### Instructions to follow
Reproduce the listing below word for word, with no pictures.

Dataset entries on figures
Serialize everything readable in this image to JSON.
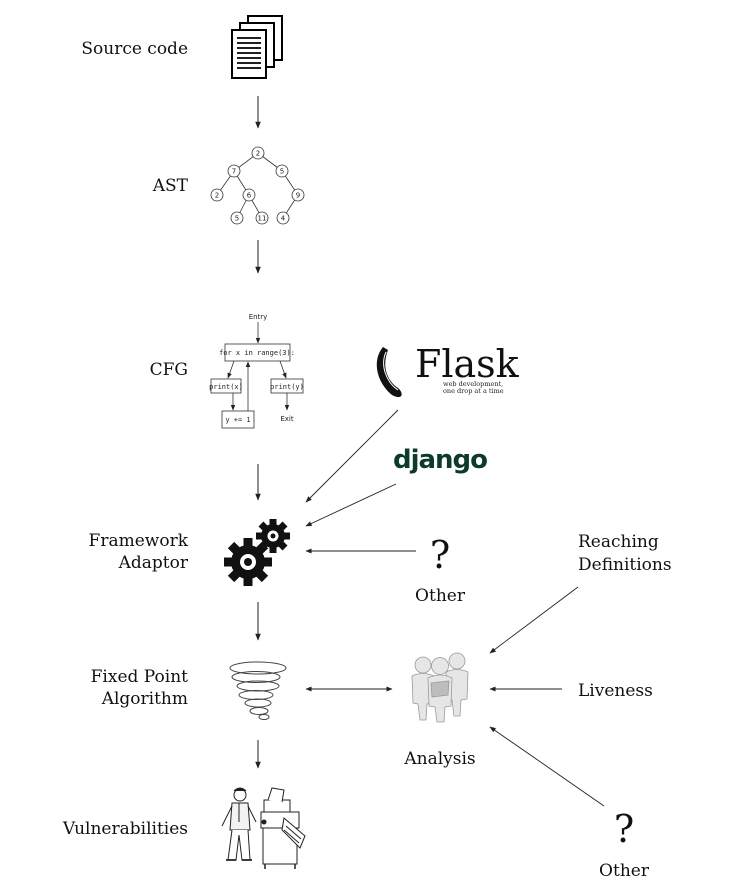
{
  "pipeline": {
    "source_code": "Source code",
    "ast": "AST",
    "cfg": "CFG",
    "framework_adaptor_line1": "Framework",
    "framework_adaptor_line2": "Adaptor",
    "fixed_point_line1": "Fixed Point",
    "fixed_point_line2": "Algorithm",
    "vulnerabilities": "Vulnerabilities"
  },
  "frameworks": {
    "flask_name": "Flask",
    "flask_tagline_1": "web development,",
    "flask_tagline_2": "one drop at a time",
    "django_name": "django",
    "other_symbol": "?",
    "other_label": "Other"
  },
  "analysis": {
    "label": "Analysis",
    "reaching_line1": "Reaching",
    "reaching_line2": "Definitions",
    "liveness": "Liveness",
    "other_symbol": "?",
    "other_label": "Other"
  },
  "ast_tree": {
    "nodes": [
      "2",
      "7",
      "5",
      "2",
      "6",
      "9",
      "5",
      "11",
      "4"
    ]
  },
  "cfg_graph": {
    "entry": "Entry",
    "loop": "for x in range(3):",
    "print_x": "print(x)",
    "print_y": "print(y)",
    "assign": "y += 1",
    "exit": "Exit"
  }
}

### Response
Serialize everything readable in this image to JSON.
{
  "pipeline": {
    "source_code": "Source code",
    "ast": "AST",
    "cfg": "CFG",
    "framework_adaptor_line1": "Framework",
    "framework_adaptor_line2": "Adaptor",
    "fixed_point_line1": "Fixed Point",
    "fixed_point_line2": "Algorithm",
    "vulnerabilities": "Vulnerabilities"
  },
  "frameworks": {
    "flask_name": "Flask",
    "flask_tagline_1": "web development,",
    "flask_tagline_2": "one drop at a time",
    "django_name": "django",
    "other_symbol": "?",
    "other_label": "Other"
  },
  "analysis": {
    "label": "Analysis",
    "reaching_line1": "Reaching",
    "reaching_line2": "Definitions",
    "liveness": "Liveness",
    "other_symbol": "?",
    "other_label": "Other"
  },
  "ast_tree": {
    "nodes": [
      "2",
      "7",
      "5",
      "2",
      "6",
      "9",
      "5",
      "11",
      "4"
    ]
  },
  "cfg_graph": {
    "entry": "Entry",
    "loop": "for x in range(3):",
    "print_x": "print(x)",
    "print_y": "print(y)",
    "assign": "y += 1",
    "exit": "Exit"
  }
}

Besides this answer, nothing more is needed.